[WHAT TO WORK ON] Look for the string "Blue" in every line, and copy each line that has it.

[EXERCISE MATERIAL]
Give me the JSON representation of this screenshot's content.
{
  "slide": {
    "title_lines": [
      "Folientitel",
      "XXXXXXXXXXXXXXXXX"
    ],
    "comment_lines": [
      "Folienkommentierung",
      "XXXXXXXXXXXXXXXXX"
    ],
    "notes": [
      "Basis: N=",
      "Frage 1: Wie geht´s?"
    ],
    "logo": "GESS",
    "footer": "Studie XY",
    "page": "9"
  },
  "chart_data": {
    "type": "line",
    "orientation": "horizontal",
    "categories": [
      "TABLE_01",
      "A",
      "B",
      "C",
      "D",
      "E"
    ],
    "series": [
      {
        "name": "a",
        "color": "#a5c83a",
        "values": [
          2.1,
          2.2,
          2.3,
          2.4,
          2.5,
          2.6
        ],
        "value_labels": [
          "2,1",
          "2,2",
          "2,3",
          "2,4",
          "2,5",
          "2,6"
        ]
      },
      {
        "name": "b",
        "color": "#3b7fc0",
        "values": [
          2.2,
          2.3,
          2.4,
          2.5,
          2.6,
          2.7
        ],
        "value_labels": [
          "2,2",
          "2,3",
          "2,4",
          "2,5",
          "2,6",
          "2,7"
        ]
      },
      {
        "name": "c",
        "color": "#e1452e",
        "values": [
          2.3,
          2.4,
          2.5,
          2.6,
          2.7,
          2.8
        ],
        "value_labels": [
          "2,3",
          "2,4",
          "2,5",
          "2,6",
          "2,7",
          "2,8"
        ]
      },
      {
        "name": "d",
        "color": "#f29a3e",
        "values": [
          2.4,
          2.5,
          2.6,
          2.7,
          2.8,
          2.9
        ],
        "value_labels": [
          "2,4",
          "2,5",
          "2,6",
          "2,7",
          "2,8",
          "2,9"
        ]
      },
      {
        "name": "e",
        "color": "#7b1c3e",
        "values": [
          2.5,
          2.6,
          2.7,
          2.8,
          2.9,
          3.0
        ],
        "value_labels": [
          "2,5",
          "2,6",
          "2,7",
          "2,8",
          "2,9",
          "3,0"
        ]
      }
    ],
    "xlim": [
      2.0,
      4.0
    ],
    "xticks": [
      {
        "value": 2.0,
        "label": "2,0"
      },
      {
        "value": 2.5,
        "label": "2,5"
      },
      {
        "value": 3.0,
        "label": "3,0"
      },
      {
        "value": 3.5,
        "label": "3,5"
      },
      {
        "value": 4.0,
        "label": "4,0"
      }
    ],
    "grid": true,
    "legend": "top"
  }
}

* * *

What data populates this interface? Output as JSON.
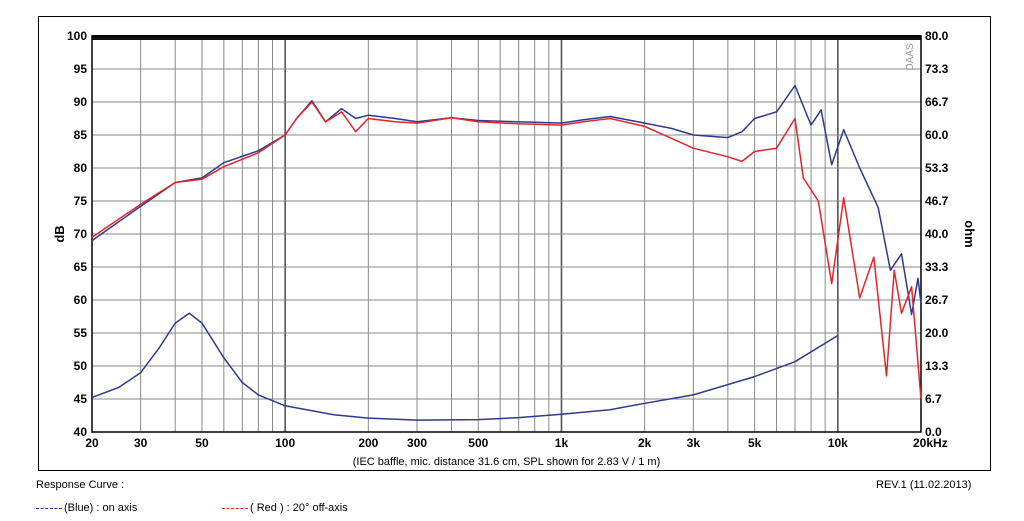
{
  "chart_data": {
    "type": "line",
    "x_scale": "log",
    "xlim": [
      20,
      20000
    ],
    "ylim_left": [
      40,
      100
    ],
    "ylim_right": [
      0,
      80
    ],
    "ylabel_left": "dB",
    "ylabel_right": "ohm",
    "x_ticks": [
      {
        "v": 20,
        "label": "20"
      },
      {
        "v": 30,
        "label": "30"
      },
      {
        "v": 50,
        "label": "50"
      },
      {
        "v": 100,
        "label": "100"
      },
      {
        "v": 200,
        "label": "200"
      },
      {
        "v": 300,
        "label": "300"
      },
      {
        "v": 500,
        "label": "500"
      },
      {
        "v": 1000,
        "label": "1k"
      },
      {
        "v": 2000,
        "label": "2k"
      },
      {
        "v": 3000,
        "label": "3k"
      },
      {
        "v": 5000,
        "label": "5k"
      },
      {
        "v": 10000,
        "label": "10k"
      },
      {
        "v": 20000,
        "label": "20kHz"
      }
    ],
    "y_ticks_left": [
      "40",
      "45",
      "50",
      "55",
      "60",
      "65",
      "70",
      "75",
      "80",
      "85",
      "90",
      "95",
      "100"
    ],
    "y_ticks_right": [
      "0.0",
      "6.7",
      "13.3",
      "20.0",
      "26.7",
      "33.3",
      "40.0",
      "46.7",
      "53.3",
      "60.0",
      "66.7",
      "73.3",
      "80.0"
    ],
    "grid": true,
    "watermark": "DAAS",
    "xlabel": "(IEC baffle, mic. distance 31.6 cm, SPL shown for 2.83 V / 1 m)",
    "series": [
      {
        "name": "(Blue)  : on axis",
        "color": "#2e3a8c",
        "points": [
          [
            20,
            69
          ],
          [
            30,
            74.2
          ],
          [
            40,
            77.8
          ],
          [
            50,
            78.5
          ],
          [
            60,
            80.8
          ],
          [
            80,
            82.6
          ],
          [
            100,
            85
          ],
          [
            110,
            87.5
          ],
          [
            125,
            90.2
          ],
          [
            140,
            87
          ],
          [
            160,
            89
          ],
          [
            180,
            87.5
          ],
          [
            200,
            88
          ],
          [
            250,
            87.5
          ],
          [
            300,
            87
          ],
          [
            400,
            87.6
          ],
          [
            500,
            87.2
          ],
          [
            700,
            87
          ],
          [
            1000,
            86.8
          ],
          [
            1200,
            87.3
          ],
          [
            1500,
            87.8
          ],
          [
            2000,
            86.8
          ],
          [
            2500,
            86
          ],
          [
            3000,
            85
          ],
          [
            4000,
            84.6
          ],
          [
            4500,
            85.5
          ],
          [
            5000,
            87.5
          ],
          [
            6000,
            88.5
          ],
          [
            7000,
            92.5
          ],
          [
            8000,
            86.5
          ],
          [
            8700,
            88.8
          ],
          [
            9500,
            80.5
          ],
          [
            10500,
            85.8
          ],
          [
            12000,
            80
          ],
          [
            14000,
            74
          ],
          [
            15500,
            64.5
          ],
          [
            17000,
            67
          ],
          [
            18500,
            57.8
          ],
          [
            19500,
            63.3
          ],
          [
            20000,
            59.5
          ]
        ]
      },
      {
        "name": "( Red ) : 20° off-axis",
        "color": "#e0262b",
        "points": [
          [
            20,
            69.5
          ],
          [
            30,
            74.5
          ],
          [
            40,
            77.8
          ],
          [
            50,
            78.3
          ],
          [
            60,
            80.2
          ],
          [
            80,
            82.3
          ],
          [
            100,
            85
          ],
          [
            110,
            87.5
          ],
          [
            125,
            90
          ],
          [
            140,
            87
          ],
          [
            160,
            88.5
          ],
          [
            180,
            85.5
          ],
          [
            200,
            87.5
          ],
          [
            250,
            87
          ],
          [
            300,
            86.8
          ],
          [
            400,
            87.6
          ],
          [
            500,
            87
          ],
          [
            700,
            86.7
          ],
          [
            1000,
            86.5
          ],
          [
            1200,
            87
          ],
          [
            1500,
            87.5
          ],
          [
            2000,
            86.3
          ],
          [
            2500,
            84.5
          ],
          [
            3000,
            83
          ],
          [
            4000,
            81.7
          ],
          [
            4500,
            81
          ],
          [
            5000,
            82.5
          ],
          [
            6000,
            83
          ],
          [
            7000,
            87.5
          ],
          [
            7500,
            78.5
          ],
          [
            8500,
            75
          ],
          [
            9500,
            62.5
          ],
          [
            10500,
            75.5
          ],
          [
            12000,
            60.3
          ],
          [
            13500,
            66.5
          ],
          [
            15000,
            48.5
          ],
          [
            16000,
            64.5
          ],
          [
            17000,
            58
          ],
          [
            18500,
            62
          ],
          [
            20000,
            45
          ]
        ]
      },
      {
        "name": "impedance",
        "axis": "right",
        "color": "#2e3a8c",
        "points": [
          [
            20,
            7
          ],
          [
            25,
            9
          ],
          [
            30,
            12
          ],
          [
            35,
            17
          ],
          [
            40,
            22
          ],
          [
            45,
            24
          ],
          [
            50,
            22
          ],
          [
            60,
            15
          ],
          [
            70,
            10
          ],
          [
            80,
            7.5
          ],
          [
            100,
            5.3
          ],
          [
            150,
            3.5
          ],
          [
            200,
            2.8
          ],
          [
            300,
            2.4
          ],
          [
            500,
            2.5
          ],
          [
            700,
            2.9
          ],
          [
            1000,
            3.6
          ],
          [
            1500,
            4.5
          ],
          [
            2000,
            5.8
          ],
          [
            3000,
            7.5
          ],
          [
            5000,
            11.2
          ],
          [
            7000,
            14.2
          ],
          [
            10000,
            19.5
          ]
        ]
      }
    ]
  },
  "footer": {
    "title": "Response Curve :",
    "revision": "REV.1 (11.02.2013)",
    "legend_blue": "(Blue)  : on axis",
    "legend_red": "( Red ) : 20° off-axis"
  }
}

...

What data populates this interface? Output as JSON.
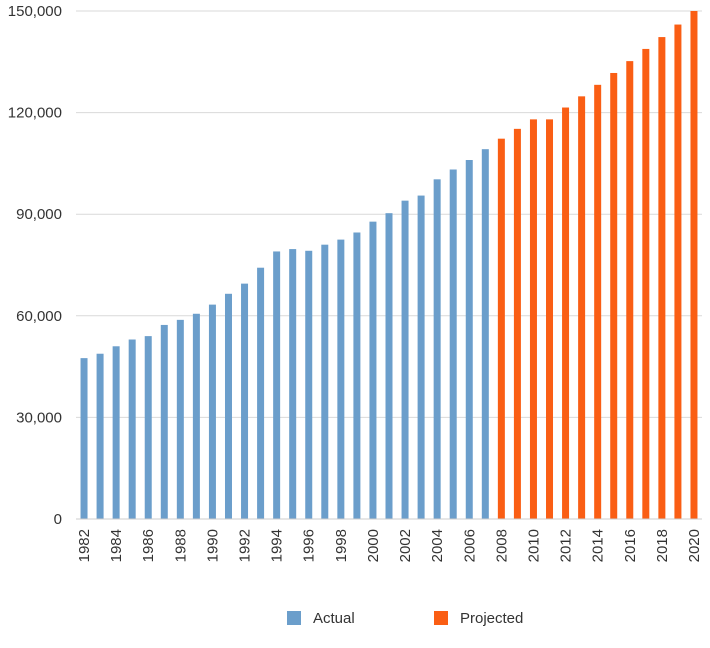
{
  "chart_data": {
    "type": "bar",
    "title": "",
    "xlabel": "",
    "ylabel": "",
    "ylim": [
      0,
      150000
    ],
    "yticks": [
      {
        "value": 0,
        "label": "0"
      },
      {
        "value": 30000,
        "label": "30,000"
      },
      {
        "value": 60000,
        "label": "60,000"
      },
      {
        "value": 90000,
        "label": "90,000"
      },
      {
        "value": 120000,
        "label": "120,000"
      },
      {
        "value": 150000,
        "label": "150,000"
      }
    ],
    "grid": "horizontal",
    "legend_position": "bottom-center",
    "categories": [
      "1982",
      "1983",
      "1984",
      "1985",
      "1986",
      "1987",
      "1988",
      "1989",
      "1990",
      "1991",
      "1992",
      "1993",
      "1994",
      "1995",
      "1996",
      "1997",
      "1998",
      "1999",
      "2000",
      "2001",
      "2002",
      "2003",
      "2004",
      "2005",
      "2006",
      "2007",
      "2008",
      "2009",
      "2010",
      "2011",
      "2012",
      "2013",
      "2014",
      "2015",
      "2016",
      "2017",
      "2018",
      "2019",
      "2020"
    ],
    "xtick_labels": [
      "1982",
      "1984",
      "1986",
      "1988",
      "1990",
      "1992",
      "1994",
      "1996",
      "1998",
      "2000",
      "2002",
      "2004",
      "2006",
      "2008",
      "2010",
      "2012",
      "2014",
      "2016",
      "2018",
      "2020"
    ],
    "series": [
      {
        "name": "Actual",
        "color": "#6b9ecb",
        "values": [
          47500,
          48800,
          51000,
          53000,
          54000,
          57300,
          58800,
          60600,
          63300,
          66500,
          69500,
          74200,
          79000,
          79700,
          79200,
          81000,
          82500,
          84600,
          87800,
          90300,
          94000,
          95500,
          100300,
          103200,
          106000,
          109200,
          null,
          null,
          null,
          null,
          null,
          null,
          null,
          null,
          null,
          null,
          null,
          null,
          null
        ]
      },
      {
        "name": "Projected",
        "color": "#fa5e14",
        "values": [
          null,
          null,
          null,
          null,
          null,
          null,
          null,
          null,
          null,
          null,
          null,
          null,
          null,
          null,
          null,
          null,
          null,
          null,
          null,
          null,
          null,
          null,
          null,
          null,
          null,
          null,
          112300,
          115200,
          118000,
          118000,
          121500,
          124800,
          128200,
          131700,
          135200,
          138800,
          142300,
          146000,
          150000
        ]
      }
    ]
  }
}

[TASK RESULT]
        "name": "(Blue)  : on axis",
    "legend_blue": "(Blue)  : on axis",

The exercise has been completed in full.